:: The task ::
What does the commentary on gaming and marketing say must exist for something to be considered gaming?
* begin Quoted passage *
For something to be gaming, there must be a game to play. Rules, gameplay, challenge of some sort. When I kiss my wife, I'm interacting with her, but she isn't a game, ergo not gaming. Social movements and commentary should not be considered a game either. This is a nonsense statement that doesn't state how they'll sell their product, which ARE games, unless EA decides to make more than video games. Not only that, but the type of people she's speaking of have been proven to be all talk and no wallet. They tend not to buy video games, just talk about them (usually negatively).

“there’s really no such thing as gamers at all and understanding that will be crucial"
While I don't care for the phrase, it is a self given title for anyone who consider themselves enthusiast of games, video or otherwise. Essentially their audience.

“The recent rise in more lo-fi live service games allows faster integration of culture than ever before,” she said. “This is a huge opportunity for marketing and forces a more audience-first and fluid approach for brands looking to engage authentically.”

lo-fi live service games? Can someone let me know what that is and how well it's actually done? I've never heard of that... genre(?) before. Also, is she trying to say widen our audience? Audience-first is not what EA was ever known for, not only that, her words contradict each other, if they want to stop aiming at "gamers" then it would shrink the audience or try to replace the audience they already have, not widen it. And what does she mean by "fluid approach for brands looking to engage authentically"? This entire quote feels like word soup to sound more "with it" with the activist and/or ERA crowed. Like, she doesn't know what she's saying, but it sounds like it'll sell to them.
* end Quoted passage *
* begin Data block *
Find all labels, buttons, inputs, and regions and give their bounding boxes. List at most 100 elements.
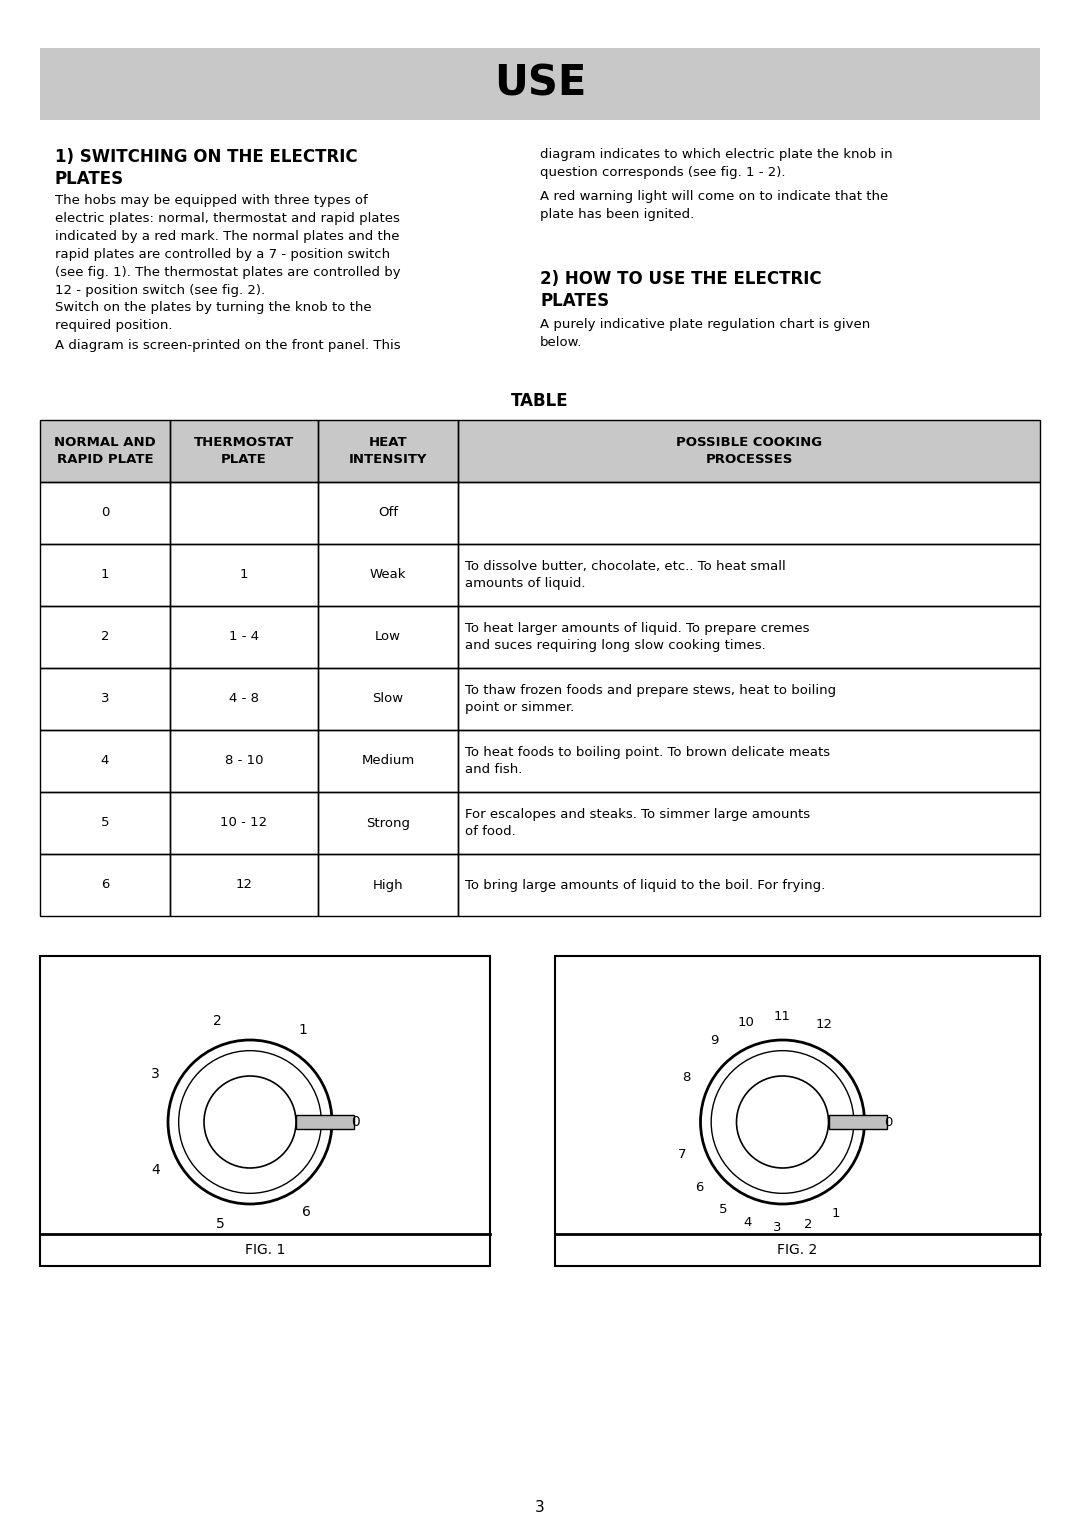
* end Data block *
:: The completed task ::
There must be a game to play, with rules, gameplay, and some sort of challenge.